What you will do ::
How many lines in this data contain the string "text"? Reply with the number only.

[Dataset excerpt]
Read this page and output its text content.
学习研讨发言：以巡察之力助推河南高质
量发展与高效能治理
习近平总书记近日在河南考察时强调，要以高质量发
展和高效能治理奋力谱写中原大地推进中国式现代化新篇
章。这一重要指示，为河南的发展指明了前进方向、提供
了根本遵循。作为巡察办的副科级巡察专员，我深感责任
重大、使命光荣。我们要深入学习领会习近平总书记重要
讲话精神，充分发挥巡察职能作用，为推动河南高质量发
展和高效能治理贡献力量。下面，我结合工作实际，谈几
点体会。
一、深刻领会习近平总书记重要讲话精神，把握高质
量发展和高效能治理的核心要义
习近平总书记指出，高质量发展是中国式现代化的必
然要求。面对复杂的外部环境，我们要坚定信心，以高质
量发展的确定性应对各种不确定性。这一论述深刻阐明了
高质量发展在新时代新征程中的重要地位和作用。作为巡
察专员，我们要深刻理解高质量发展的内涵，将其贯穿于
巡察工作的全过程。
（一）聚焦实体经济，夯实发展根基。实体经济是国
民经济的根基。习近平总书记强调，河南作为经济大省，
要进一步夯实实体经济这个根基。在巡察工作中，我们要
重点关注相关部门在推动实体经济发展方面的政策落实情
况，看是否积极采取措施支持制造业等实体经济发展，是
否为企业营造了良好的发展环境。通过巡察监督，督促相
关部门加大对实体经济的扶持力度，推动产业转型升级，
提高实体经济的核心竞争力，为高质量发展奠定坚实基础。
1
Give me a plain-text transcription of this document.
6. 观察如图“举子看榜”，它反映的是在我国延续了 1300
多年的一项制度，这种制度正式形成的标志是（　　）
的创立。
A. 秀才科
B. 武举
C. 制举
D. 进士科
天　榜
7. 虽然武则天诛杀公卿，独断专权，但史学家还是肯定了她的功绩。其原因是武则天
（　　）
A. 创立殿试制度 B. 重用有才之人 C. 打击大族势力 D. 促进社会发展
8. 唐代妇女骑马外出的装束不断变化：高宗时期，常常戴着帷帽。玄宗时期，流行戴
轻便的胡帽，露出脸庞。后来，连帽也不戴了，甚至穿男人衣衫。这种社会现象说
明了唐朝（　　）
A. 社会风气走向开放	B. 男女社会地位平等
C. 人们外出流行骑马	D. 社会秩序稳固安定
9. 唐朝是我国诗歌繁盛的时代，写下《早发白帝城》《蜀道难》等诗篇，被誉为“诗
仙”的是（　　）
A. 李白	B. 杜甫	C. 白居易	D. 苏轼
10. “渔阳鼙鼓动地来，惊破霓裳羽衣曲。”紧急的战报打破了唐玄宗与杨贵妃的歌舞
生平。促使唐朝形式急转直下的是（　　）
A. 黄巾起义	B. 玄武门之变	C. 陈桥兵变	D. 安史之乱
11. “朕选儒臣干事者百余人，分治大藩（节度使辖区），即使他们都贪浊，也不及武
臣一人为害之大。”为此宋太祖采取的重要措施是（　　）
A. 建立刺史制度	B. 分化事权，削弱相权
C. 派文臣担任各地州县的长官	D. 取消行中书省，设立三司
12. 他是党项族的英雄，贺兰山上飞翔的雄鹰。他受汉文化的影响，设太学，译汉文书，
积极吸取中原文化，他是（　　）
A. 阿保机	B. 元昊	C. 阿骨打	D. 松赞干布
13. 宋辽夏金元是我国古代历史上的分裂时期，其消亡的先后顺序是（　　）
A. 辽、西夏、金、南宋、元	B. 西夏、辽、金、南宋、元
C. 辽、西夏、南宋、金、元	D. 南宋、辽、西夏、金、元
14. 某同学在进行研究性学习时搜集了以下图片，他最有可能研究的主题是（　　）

Response below ::
2